### Provided records ###
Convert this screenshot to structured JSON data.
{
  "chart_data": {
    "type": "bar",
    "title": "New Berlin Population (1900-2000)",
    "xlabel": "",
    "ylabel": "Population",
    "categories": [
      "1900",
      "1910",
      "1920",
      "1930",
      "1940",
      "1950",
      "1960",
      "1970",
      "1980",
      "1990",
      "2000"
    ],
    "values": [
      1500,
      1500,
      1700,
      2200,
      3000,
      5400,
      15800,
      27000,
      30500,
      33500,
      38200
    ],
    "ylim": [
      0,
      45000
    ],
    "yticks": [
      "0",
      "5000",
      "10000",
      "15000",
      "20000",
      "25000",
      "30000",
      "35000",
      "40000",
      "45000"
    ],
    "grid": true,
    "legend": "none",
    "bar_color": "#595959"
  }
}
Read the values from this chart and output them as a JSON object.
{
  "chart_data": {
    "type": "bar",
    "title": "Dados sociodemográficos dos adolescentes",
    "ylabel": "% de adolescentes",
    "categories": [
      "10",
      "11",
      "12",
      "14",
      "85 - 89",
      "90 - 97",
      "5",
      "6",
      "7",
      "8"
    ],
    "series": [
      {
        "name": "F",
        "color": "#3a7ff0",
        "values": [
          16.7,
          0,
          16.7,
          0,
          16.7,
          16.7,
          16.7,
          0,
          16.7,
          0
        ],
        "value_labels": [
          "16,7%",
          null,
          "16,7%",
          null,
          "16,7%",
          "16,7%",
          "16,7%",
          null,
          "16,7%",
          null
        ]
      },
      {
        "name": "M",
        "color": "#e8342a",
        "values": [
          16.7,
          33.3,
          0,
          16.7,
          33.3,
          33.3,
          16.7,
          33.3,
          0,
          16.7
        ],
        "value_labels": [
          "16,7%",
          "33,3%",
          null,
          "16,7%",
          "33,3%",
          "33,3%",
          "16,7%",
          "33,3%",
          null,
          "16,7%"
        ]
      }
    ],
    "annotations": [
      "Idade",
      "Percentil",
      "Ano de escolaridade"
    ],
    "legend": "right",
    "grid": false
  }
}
###
Copy the material above, line for line.

Convert this screenshot to structured JSON data.
{
  "chart_data": {
    "type": "bar",
    "title": "New Berlin Population (1900-2000)",
    "xlabel": "",
    "ylabel": "Population",
    "categories": [
      "1900",
      "1910",
      "1920",
      "1930",
      "1940",
      "1950",
      "1960",
      "1970",
      "1980",
      "1990",
      "2000"
    ],
    "values": [
      1500,
      1500,
      1700,
      2200,
      3000,
      5400,
      15800,
      27000,
      30500,
      33500,
      38200
    ],
    "ylim": [
      0,
      45000
    ],
    "yticks": [
      "0",
      "5000",
      "10000",
      "15000",
      "20000",
      "25000",
      "30000",
      "35000",
      "40000",
      "45000"
    ],
    "grid": true,
    "legend": "none",
    "bar_color": "#595959"
  }
}
Read the values from this chart and output them as a JSON object.
{
  "chart_data": {
    "type": "bar",
    "title": "Dados sociodemográficos dos adolescentes",
    "ylabel": "% de adolescentes",
    "categories": [
      "10",
      "11",
      "12",
      "14",
      "85 - 89",
      "90 - 97",
      "5",
      "6",
      "7",
      "8"
    ],
    "series": [
      {
        "name": "F",
        "color": "#3a7ff0",
        "values": [
          16.7,
          0,
          16.7,
          0,
          16.7,
          16.7,
          16.7,
          0,
          16.7,
          0
        ],
        "value_labels": [
          "16,7%",
          null,
          "16,7%",
          null,
          "16,7%",
          "16,7%",
          "16,7%",
          null,
          "16,7%",
          null
        ]
      },
      {
        "name": "M",
        "color": "#e8342a",
        "values": [
          16.7,
          33.3,
          0,
          16.7,
          33.3,
          33.3,
          16.7,
          33.3,
          0,
          16.7
        ],
        "value_labels": [
          "16,7%",
          "33,3%",
          null,
          "16,7%",
          "33,3%",
          "33,3%",
          "16,7%",
          "33,3%",
          null,
          "16,7%"
        ]
      }
    ],
    "annotations": [
      "Idade",
      "Percentil",
      "Ano de escolaridade"
    ],
    "legend": "right",
    "grid": false
  }
}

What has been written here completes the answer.